● **Task**
Repeat every record below exactly, but leave out any pictures.

[Items listed in a dataset]
▼▼▼

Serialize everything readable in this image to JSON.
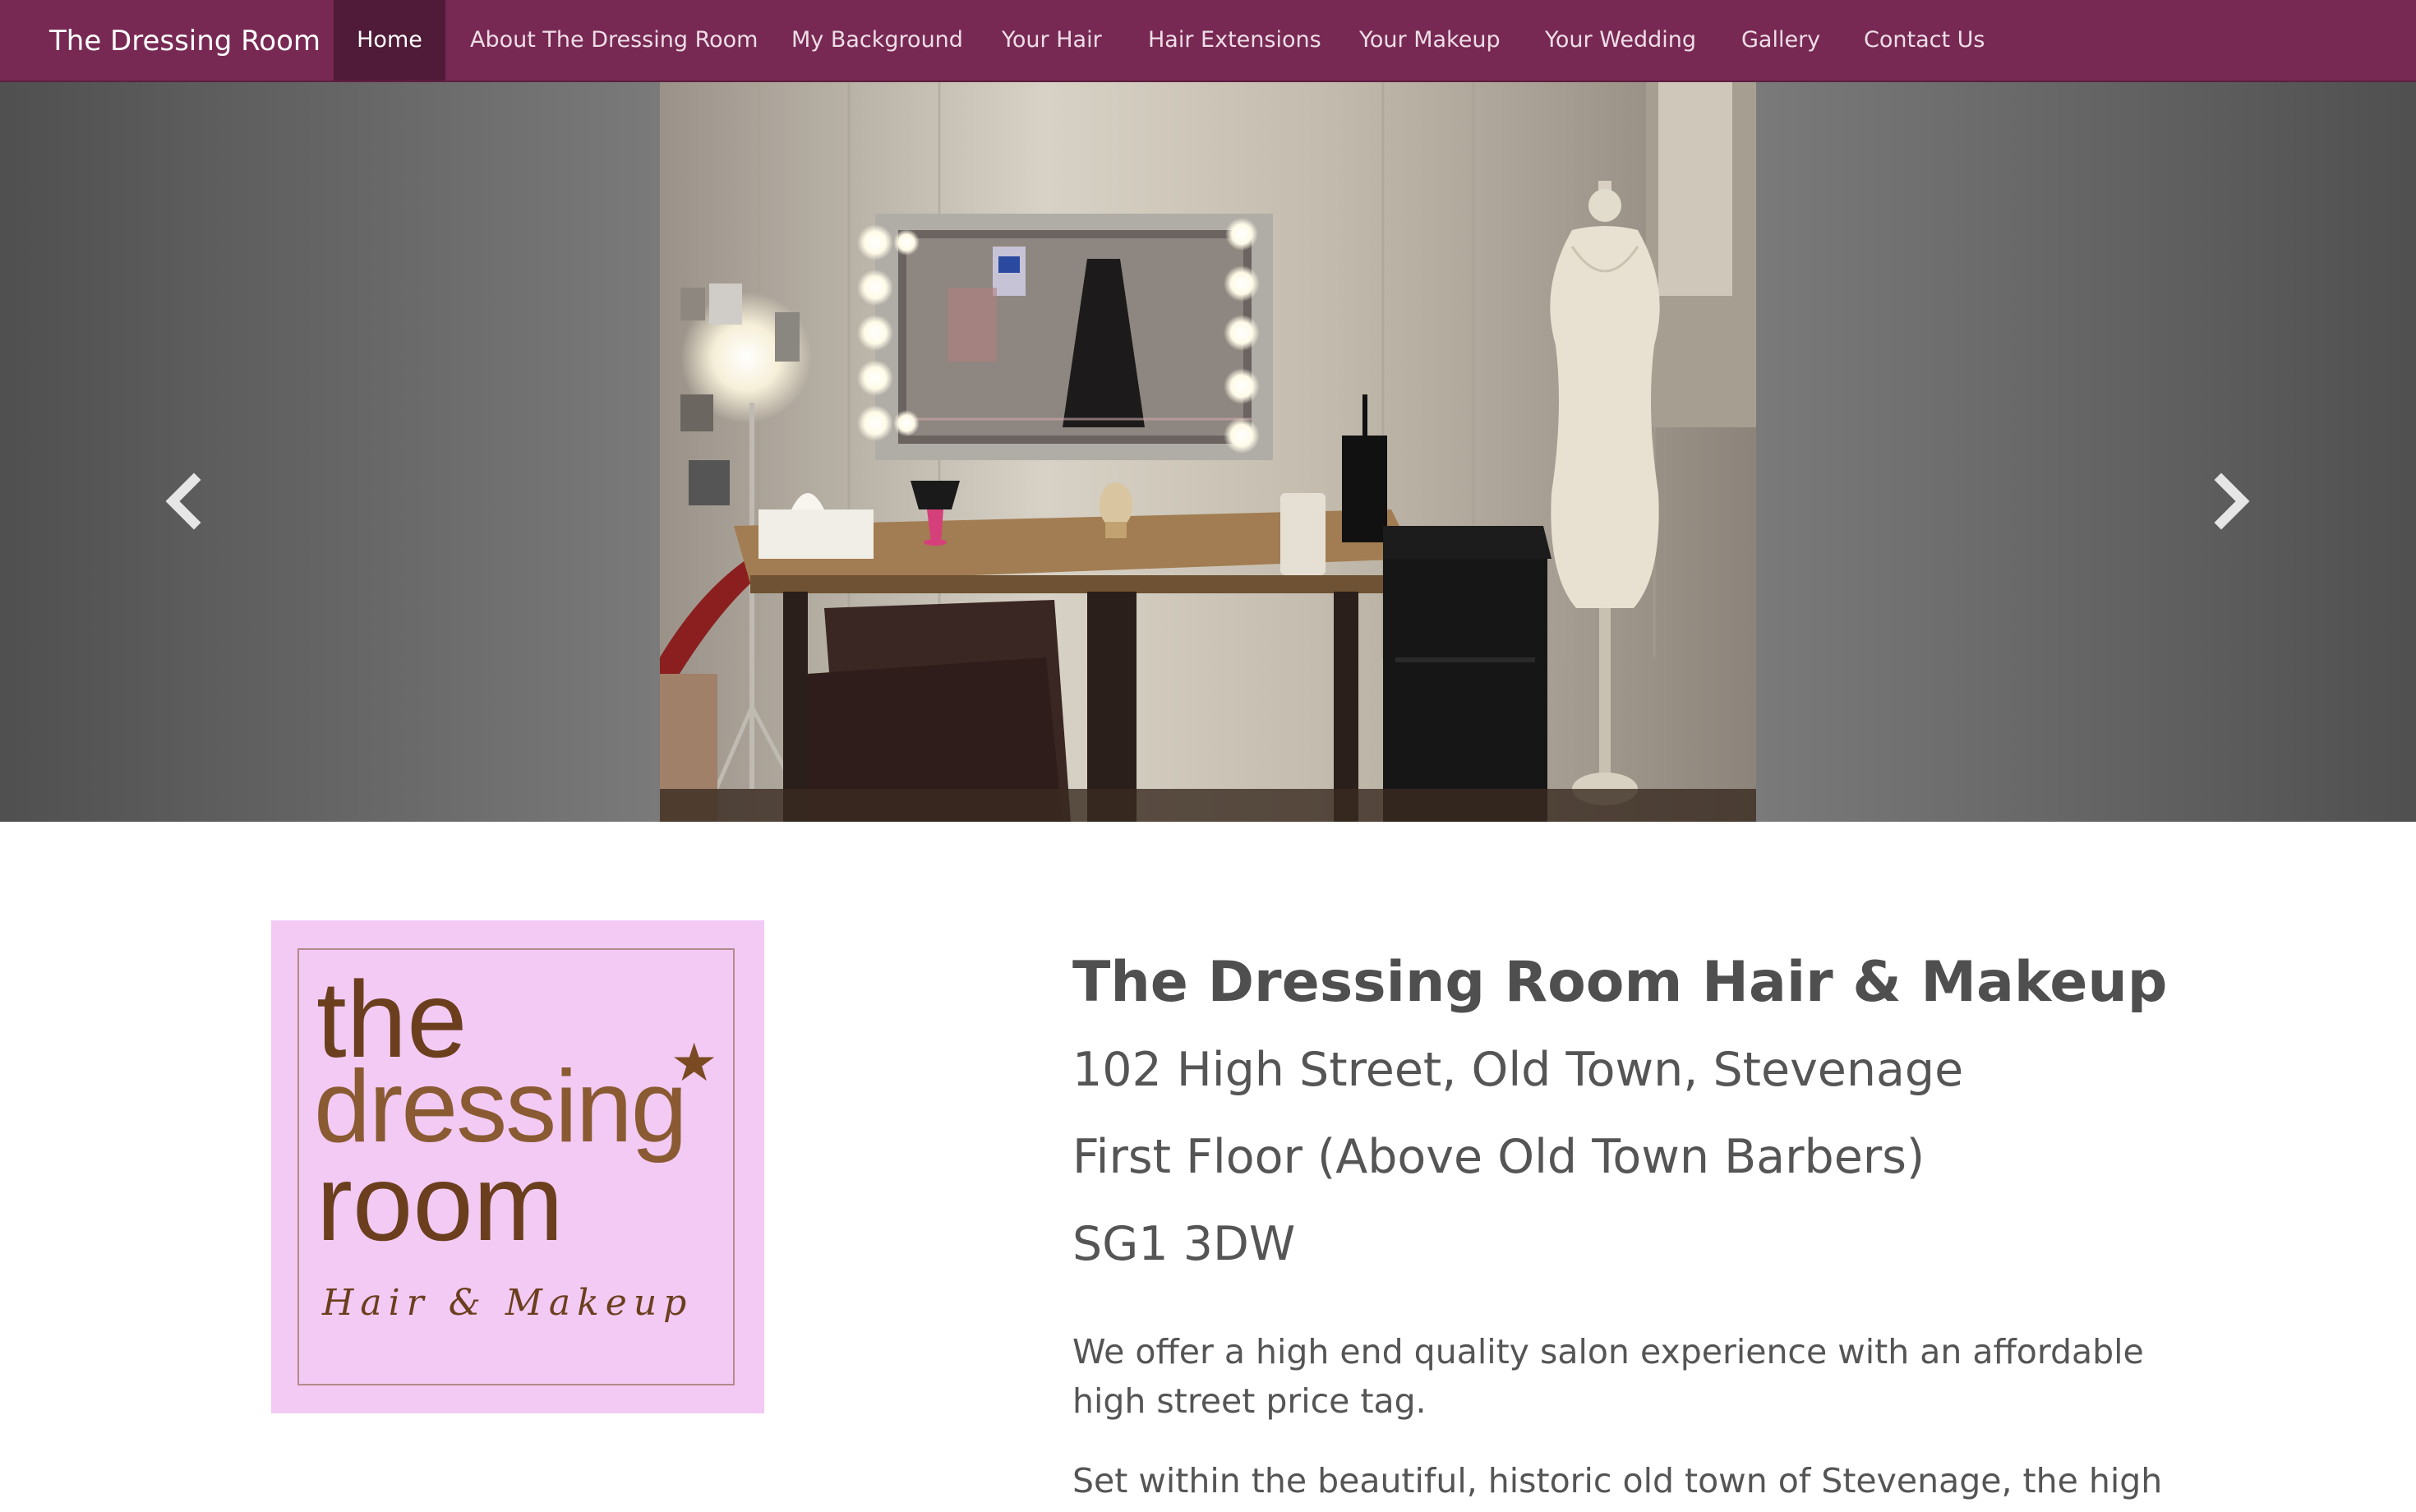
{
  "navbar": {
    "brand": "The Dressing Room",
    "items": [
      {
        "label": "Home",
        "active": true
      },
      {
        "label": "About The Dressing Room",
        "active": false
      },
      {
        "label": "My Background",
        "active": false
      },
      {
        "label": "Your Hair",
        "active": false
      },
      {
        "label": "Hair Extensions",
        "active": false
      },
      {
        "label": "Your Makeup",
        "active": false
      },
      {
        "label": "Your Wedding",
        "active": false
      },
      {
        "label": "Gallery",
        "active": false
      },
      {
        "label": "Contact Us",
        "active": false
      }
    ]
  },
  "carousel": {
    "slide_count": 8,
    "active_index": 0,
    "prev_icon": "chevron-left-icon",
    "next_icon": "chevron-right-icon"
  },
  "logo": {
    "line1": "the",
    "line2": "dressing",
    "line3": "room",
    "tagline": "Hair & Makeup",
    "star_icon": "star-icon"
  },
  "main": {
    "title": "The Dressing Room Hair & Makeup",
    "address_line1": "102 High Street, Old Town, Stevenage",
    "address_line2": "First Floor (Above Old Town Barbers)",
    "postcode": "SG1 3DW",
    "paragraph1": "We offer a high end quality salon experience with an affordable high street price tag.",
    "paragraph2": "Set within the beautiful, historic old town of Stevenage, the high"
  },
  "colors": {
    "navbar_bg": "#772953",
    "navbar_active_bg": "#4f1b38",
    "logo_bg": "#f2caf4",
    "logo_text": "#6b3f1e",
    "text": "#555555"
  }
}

▲▲▲

● **Exercise answer**
Serialize everything readable in this image to JSON.
{
  "navbar": {
    "brand": "The Dressing Room",
    "items": [
      {
        "label": "Home",
        "active": true
      },
      {
        "label": "About The Dressing Room",
        "active": false
      },
      {
        "label": "My Background",
        "active": false
      },
      {
        "label": "Your Hair",
        "active": false
      },
      {
        "label": "Hair Extensions",
        "active": false
      },
      {
        "label": "Your Makeup",
        "active": false
      },
      {
        "label": "Your Wedding",
        "active": false
      },
      {
        "label": "Gallery",
        "active": false
      },
      {
        "label": "Contact Us",
        "active": false
      }
    ]
  },
  "carousel": {
    "slide_count": 8,
    "active_index": 0,
    "prev_icon": "chevron-left-icon",
    "next_icon": "chevron-right-icon"
  },
  "logo": {
    "line1": "the",
    "line2": "dressing",
    "line3": "room",
    "tagline": "Hair & Makeup",
    "star_icon": "star-icon"
  },
  "main": {
    "title": "The Dressing Room Hair & Makeup",
    "address_line1": "102 High Street, Old Town, Stevenage",
    "address_line2": "First Floor (Above Old Town Barbers)",
    "postcode": "SG1 3DW",
    "paragraph1": "We offer a high end quality salon experience with an affordable high street price tag.",
    "paragraph2": "Set within the beautiful, historic old town of Stevenage, the high"
  },
  "colors": {
    "navbar_bg": "#772953",
    "navbar_active_bg": "#4f1b38",
    "logo_bg": "#f2caf4",
    "logo_text": "#6b3f1e",
    "text": "#555555"
  }
}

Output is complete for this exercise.